TASK GOAL:
Starting with the line that contains "xlabel-symbol: ϑ xyxy=(492,673,506,698)" and going on through the line that contains "panel-title: f) 787", repeat those records word for word.

DATA TO USE:

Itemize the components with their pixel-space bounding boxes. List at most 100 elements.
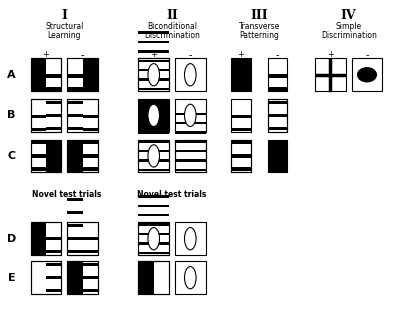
Bar [67, 114, 83, 117]
Bar [46, 100, 61, 104]
Bar [175, 122, 205, 124]
Bar [83, 237, 98, 240]
Bar [31, 154, 46, 158]
Bar [67, 261, 98, 294]
Bar [231, 99, 251, 132]
Bar [139, 78, 169, 81]
Text: Discrimination: Discrimination [321, 31, 377, 40]
Bar [46, 114, 61, 117]
Bar [139, 252, 169, 254]
Text: E: E [8, 273, 16, 283]
Bar [83, 154, 98, 158]
Bar [67, 127, 83, 130]
Bar [83, 58, 98, 91]
Bar [175, 131, 205, 134]
Bar [31, 58, 61, 91]
Bar [67, 74, 83, 78]
Bar [268, 58, 288, 91]
Text: IV: IV [341, 9, 357, 22]
Bar [46, 237, 61, 240]
Bar [139, 69, 169, 71]
Text: +: + [150, 50, 157, 59]
Bar [231, 140, 251, 172]
Bar [67, 224, 83, 227]
Bar [231, 141, 251, 145]
Bar [268, 88, 288, 91]
Ellipse shape [184, 64, 196, 86]
Text: -: - [189, 50, 192, 60]
Bar [175, 159, 205, 162]
Bar [175, 261, 205, 294]
Bar [46, 127, 61, 130]
Bar [31, 222, 46, 255]
Bar [46, 263, 61, 266]
Bar [139, 261, 169, 294]
Bar [67, 99, 98, 132]
Bar [139, 169, 169, 171]
Bar [175, 140, 205, 172]
Text: -: - [276, 50, 279, 60]
Bar [46, 88, 61, 91]
Text: Transverse: Transverse [239, 22, 280, 31]
Bar [31, 141, 46, 145]
Text: -: - [81, 50, 84, 60]
Bar [83, 141, 98, 145]
Text: Biconditional: Biconditional [147, 22, 197, 31]
Bar [139, 58, 169, 91]
Bar [67, 58, 98, 91]
Bar [67, 140, 83, 172]
Bar [83, 115, 98, 118]
Bar [315, 58, 346, 91]
Bar [139, 50, 169, 53]
Text: C: C [7, 151, 16, 161]
Bar [175, 140, 205, 172]
Bar [31, 222, 61, 255]
Bar [83, 167, 98, 171]
Text: Discrimination: Discrimination [144, 31, 200, 40]
Bar [231, 115, 251, 118]
Bar [139, 60, 169, 62]
Text: Novel test trials: Novel test trials [32, 190, 101, 199]
Bar [231, 167, 251, 171]
Bar [139, 88, 169, 90]
Bar [231, 128, 251, 131]
Ellipse shape [148, 104, 160, 127]
Bar [139, 99, 169, 132]
Ellipse shape [148, 64, 160, 86]
Bar [268, 114, 288, 117]
Bar [67, 211, 83, 214]
Bar [67, 140, 98, 172]
Ellipse shape [357, 67, 377, 83]
Bar [67, 198, 83, 201]
Bar [175, 169, 205, 171]
Text: +: + [43, 50, 49, 59]
Bar [139, 222, 169, 255]
Text: II: II [166, 9, 178, 22]
Bar [268, 99, 288, 132]
Bar [83, 276, 98, 279]
Ellipse shape [184, 104, 196, 127]
Bar [67, 261, 83, 294]
Bar [67, 222, 98, 255]
Bar [139, 222, 169, 255]
Text: III: III [251, 9, 268, 22]
Text: D: D [7, 234, 16, 244]
Bar [46, 276, 61, 279]
Bar [83, 289, 98, 292]
Bar [31, 58, 46, 91]
Bar [83, 250, 98, 253]
Bar [231, 154, 251, 158]
Text: Simple: Simple [336, 22, 362, 31]
Bar [175, 150, 205, 152]
Text: +: + [327, 50, 334, 59]
Bar [139, 41, 169, 43]
Bar [139, 140, 169, 172]
Bar [67, 100, 83, 104]
Bar [139, 261, 169, 294]
Bar [31, 99, 61, 132]
Ellipse shape [148, 227, 160, 250]
Bar [139, 150, 169, 152]
Text: Structural: Structural [45, 22, 83, 31]
Bar [31, 140, 61, 172]
Bar [175, 58, 205, 91]
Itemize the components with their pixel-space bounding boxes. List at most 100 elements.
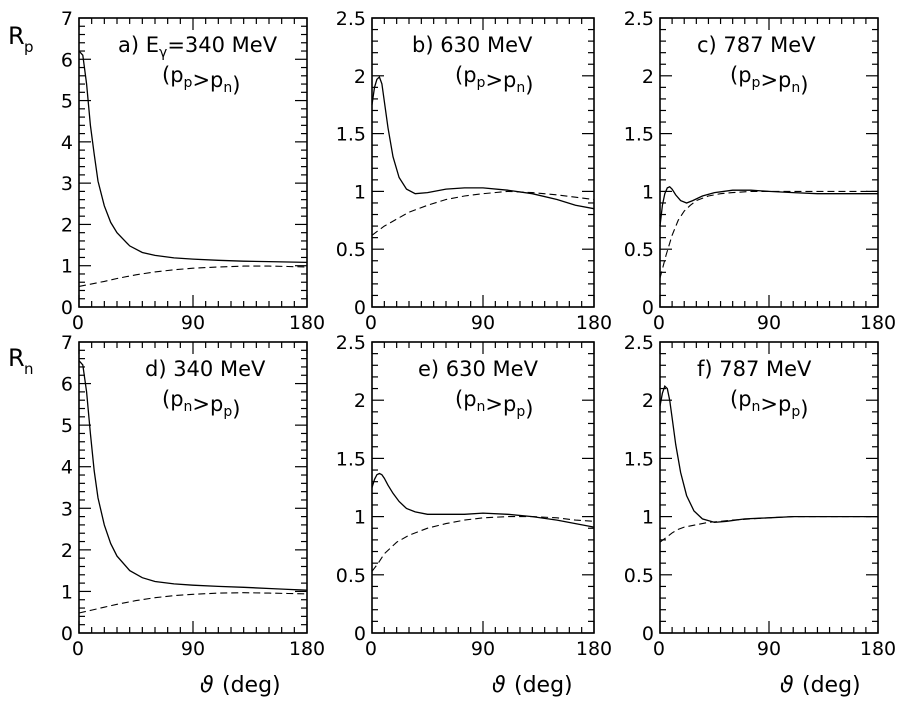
xlabel-symbol: ϑ xyxy=(492,673,506,698)
y-axis-label-rn: R n xyxy=(8,344,34,378)
panel-subtitle: (pn>pp) xyxy=(730,387,808,421)
plot-frame xyxy=(371,17,595,308)
x-tick-label: 0 xyxy=(365,312,377,334)
x-tick-label: 90 xyxy=(471,638,495,660)
x-tick-label: 0 xyxy=(365,638,377,660)
panel-f: 0 0.5 1 1.5 2 2.5 0 90 180 f) 787 MeV (pn>pp) xyxy=(624,332,896,660)
series-dashed-line xyxy=(78,592,308,614)
plot-frame xyxy=(659,17,879,308)
y-tick-label: 0 xyxy=(61,623,73,645)
x-tick-label: 0 xyxy=(653,312,665,334)
x-tick-label: 180 xyxy=(576,312,612,334)
y-tick-label: 2 xyxy=(642,390,654,412)
xlabel-unit: (deg) xyxy=(514,673,573,698)
xlabel-symbol: ϑ xyxy=(200,673,214,698)
series-solid-line xyxy=(78,50,308,264)
plot-frame xyxy=(659,341,879,634)
panel-b: 0 0.5 1 1.5 2 2.5 0 90 180 b) 630 MeV (pp>pn) xyxy=(336,8,612,334)
y-tick-label: 2 xyxy=(642,66,654,88)
y-tick-label: 4 xyxy=(61,132,73,154)
panel-subtitle: (pp>pn) xyxy=(455,63,533,97)
panel-subtitle: (pp>pn) xyxy=(162,63,240,97)
ylabel-bottom-sub: n xyxy=(24,360,34,378)
y-tick-label: 6 xyxy=(61,49,73,71)
x-tick-label: 90 xyxy=(181,312,205,334)
y-tick-label: 4 xyxy=(61,457,73,479)
xlabel-unit: (deg) xyxy=(222,673,281,698)
y-tick-label: 0 xyxy=(642,297,654,319)
panel-subtitle: (pp>pn) xyxy=(730,63,808,97)
x-tick-label: 90 xyxy=(471,312,495,334)
panel-title: a) Eγ=340 MeV xyxy=(118,33,278,61)
panel-title: f) 787 MeV xyxy=(697,357,812,381)
series-solid-line xyxy=(371,75,595,210)
series-dashed-line xyxy=(78,265,308,287)
y-tick-label: 2.5 xyxy=(336,8,366,30)
y-tick-label: 1.5 xyxy=(336,124,366,146)
y-tick-label: 7 xyxy=(61,8,73,30)
panel-e: 0 0.5 1 1.5 2 2.5 0 90 180 e) 630 MeV (pn>pp) xyxy=(336,332,612,660)
y-tick-label: 5 xyxy=(61,415,73,437)
x-axis-label-d: ϑ (deg) xyxy=(200,673,281,698)
y-tick-label: 1 xyxy=(642,181,654,203)
y-tick-label: 0.5 xyxy=(624,565,654,587)
panel-title: e) 630 MeV xyxy=(418,357,539,381)
x-tick-label: 90 xyxy=(757,312,781,334)
y-tick-label: 0.5 xyxy=(336,565,366,587)
series-solid-line xyxy=(659,186,878,227)
y-tick-label: 1.5 xyxy=(624,448,654,470)
y-tick-label: 0 xyxy=(642,623,654,645)
panel-title: b) 630 MeV xyxy=(412,33,533,57)
x-tick-label: 180 xyxy=(576,638,612,660)
x-axis-label-f: ϑ (deg) xyxy=(780,673,861,698)
y-tick-label: 1 xyxy=(61,581,73,603)
y-tick-label: 0.5 xyxy=(624,239,654,261)
x-tick-label: 90 xyxy=(181,638,205,660)
y-tick-label: 0.5 xyxy=(336,239,366,261)
ylabel-top-sub: p xyxy=(24,38,34,56)
y-tick-label: 0 xyxy=(354,623,366,645)
y-tick-label: 3 xyxy=(61,498,73,520)
series-solid-line xyxy=(78,360,308,591)
plot-frame xyxy=(78,17,308,308)
x-tick-label: 180 xyxy=(289,638,325,660)
x-tick-label: 180 xyxy=(289,312,325,334)
panel-subtitle: (pn>pp) xyxy=(162,387,240,421)
plot-frame xyxy=(78,341,308,634)
y-tick-label: 1 xyxy=(354,181,366,203)
xlabel-unit: (deg) xyxy=(802,673,861,698)
panel-a: 0 1 2 3 4 5 6 7 0 90 180 a) Eγ=340 MeV(pp>pn) xyxy=(61,8,325,334)
panel-title: c) 787 MeV xyxy=(697,33,816,57)
series-dashed-line xyxy=(371,190,595,236)
y-tick-label: 0 xyxy=(61,297,73,319)
panel-subtitle: (pn>pp) xyxy=(455,387,533,421)
y-tick-label: 1 xyxy=(354,507,366,529)
x-tick-label: 0 xyxy=(72,312,84,334)
x-axis-label-e: ϑ (deg) xyxy=(492,673,573,698)
y-tick-label: 2.5 xyxy=(336,332,366,354)
ylabel-top-main: R xyxy=(8,22,25,50)
series-dashed-line xyxy=(371,516,595,572)
y-tick-label: 2.5 xyxy=(624,332,654,354)
x-tick-label: 180 xyxy=(860,312,896,334)
y-tick-label: 2 xyxy=(61,214,73,236)
ylabel-bottom-main: R xyxy=(8,344,25,372)
y-tick-label: 6 xyxy=(61,374,73,396)
y-tick-label: 2 xyxy=(354,390,366,412)
x-tick-label: 180 xyxy=(860,638,896,660)
series-dashed-line xyxy=(659,516,878,543)
y-axis-label-rp: R p xyxy=(8,22,34,56)
y-tick-label: 1.5 xyxy=(624,124,654,146)
x-tick-label: 0 xyxy=(72,638,84,660)
x-tick-label: 0 xyxy=(653,638,665,660)
y-tick-label: 2.5 xyxy=(624,8,654,30)
xlabel-symbol: ϑ xyxy=(780,673,794,698)
y-tick-label: 1 xyxy=(642,507,654,529)
y-tick-label: 3 xyxy=(61,173,73,195)
panel-c: 0 0.5 1 1.5 2 2.5 0 90 180 c) 787 MeV (pp>pn) xyxy=(624,8,896,334)
y-tick-label: 2 xyxy=(61,540,73,562)
y-tick-label: 2 xyxy=(354,66,366,88)
panel-d: 0 1 2 3 4 5 6 7 0 90 180 d) 340 MeV (pn>pp) xyxy=(61,332,325,660)
series-solid-line xyxy=(371,472,595,528)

EXPECTED ANSWER:
xlabel-symbol: ϑ xyxy=(492,673,506,698)
y-axis-label-rn: R n xyxy=(8,344,34,378)
panel-subtitle: (pn>pp) xyxy=(730,387,808,421)
plot-frame xyxy=(371,17,595,308)
x-tick-label: 0 xyxy=(365,312,377,334)
x-tick-label: 90 xyxy=(471,638,495,660)
x-tick-label: 0 xyxy=(365,638,377,660)
panel-f: 0 0.5 1 1.5 2 2.5 0 90 180 f) 787 MeV (pn>pp) xyxy=(624,332,896,660)
series-dashed-line xyxy=(78,592,308,614)
plot-frame xyxy=(659,17,879,308)
y-tick-label: 0 xyxy=(61,623,73,645)
x-tick-label: 0 xyxy=(653,312,665,334)
x-tick-label: 180 xyxy=(576,312,612,334)
y-tick-label: 2 xyxy=(642,390,654,412)
xlabel-unit: (deg) xyxy=(514,673,573,698)
xlabel-symbol: ϑ xyxy=(200,673,214,698)
series-solid-line xyxy=(78,50,308,264)
plot-frame xyxy=(659,341,879,634)
panel-b: 0 0.5 1 1.5 2 2.5 0 90 180 b) 630 MeV (pp>pn) xyxy=(336,8,612,334)
y-tick-label: 2 xyxy=(642,66,654,88)
y-tick-label: 4 xyxy=(61,132,73,154)
panel-subtitle: (pp>pn) xyxy=(455,63,533,97)
panel-subtitle: (pp>pn) xyxy=(162,63,240,97)
ylabel-bottom-sub: n xyxy=(24,360,34,378)
y-tick-label: 6 xyxy=(61,49,73,71)
x-tick-label: 90 xyxy=(181,312,205,334)
y-tick-label: 4 xyxy=(61,457,73,479)
xlabel-unit: (deg) xyxy=(222,673,281,698)
y-tick-label: 0 xyxy=(642,297,654,319)
panel-subtitle: (pp>pn) xyxy=(730,63,808,97)
x-tick-label: 90 xyxy=(471,312,495,334)
panel-title: a) Eγ=340 MeV xyxy=(118,33,278,61)
panel-title: f) 787 MeV xyxy=(697,357,812,381)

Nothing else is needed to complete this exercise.